— start of Material provided —

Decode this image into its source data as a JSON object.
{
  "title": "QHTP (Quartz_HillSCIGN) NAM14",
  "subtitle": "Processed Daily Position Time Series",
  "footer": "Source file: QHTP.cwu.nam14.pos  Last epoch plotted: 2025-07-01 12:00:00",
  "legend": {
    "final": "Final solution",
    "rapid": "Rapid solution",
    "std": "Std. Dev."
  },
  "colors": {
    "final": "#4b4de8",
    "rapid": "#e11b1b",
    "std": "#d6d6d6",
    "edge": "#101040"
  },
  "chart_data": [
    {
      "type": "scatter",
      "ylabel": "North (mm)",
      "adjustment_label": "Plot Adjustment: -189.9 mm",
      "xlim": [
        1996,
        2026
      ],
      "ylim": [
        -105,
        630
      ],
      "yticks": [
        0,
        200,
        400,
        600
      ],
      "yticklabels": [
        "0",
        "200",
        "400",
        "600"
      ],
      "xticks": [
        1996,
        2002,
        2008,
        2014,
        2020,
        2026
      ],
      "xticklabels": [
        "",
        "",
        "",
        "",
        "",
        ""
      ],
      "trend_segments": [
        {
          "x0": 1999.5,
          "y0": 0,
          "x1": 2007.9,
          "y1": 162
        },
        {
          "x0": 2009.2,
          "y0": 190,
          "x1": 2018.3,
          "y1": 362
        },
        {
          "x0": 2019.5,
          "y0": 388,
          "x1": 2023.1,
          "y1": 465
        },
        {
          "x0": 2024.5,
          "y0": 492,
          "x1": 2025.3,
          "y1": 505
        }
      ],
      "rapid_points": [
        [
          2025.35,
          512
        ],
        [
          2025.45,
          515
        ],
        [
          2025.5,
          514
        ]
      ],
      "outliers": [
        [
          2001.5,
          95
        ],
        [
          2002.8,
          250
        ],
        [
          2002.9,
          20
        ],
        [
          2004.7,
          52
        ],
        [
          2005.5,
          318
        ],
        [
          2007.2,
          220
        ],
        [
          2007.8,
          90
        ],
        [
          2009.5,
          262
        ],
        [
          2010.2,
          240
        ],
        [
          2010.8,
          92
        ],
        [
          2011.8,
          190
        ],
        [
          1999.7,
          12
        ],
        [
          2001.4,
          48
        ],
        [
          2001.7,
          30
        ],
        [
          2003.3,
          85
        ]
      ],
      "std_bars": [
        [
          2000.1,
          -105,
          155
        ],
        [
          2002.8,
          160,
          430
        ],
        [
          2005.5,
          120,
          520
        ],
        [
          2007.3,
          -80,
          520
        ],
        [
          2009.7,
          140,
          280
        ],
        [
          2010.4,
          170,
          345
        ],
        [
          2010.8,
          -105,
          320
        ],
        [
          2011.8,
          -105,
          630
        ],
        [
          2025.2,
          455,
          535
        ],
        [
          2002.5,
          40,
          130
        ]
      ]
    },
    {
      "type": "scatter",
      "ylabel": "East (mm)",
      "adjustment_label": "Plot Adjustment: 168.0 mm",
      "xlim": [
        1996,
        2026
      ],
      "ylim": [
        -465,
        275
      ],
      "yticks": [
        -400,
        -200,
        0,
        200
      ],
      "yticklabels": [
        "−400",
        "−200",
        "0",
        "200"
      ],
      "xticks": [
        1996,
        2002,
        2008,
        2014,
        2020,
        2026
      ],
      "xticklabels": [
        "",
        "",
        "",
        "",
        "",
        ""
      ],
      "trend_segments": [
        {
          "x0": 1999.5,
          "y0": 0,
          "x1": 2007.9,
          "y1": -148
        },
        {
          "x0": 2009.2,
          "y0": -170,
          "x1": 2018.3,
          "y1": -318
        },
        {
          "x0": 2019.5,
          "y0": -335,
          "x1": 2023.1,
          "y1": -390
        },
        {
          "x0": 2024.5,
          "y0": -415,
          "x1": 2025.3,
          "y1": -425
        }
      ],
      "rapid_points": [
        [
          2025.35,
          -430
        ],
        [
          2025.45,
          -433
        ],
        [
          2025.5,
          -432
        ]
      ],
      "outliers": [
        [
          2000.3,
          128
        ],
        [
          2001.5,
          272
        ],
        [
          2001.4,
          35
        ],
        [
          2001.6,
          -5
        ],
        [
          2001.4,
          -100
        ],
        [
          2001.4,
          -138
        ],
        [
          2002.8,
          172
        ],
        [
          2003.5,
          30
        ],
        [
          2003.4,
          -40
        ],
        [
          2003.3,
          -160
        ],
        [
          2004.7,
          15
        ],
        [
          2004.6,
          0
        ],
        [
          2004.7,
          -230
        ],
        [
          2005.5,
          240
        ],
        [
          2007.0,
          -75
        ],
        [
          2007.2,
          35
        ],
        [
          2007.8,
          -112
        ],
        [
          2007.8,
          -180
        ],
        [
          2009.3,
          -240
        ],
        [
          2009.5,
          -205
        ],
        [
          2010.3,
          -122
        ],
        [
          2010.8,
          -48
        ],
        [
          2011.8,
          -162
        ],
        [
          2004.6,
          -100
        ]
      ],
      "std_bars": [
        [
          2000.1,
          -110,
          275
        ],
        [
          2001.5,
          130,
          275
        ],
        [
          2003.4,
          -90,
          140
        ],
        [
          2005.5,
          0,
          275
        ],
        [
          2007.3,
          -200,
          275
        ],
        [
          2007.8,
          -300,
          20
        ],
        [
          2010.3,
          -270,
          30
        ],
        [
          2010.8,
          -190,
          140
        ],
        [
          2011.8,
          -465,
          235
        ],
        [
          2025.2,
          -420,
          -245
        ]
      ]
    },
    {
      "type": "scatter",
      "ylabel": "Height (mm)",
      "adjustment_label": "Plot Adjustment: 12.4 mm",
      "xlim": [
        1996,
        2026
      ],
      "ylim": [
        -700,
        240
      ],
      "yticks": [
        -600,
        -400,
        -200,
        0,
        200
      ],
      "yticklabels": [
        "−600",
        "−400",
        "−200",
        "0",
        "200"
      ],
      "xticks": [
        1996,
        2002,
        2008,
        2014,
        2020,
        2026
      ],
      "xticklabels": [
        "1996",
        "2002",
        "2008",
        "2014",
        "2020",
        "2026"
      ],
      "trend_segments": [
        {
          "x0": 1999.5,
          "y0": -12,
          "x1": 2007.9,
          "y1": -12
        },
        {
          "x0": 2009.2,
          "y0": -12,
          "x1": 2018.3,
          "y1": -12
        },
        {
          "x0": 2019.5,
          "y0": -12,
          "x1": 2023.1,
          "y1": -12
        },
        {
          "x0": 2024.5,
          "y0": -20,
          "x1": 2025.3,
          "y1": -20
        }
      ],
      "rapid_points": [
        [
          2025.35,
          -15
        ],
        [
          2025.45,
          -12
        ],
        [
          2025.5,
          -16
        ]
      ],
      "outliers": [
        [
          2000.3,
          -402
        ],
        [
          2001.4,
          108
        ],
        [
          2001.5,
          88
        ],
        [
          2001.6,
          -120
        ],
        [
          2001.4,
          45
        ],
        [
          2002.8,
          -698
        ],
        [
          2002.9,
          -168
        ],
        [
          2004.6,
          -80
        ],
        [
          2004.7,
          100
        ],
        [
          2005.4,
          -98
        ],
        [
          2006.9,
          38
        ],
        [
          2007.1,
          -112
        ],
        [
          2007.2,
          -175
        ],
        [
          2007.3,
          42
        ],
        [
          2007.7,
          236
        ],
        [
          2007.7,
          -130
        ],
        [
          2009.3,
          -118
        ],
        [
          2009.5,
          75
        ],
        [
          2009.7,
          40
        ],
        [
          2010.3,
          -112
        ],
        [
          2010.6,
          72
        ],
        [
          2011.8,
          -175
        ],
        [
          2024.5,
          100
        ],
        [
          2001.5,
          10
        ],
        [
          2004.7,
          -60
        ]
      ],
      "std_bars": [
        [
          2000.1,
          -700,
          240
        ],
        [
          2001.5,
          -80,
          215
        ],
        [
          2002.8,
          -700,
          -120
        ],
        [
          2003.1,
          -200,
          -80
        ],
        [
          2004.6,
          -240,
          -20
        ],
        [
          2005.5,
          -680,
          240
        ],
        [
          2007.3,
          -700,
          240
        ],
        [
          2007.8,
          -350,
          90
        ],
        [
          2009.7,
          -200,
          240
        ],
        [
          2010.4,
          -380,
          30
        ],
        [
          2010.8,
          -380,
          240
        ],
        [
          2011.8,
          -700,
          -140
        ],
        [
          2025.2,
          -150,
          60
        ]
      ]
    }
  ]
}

— end of Material provided —

* **The task**: Pull out all lines containing the word "Adjustment" from the entries above.

* **In response**:
      "adjustment_label": "Plot Adjustment: -189.9 mm",
      "adjustment_label": "Plot Adjustment: 168.0 mm",
      "adjustment_label": "Plot Adjustment: 12.4 mm",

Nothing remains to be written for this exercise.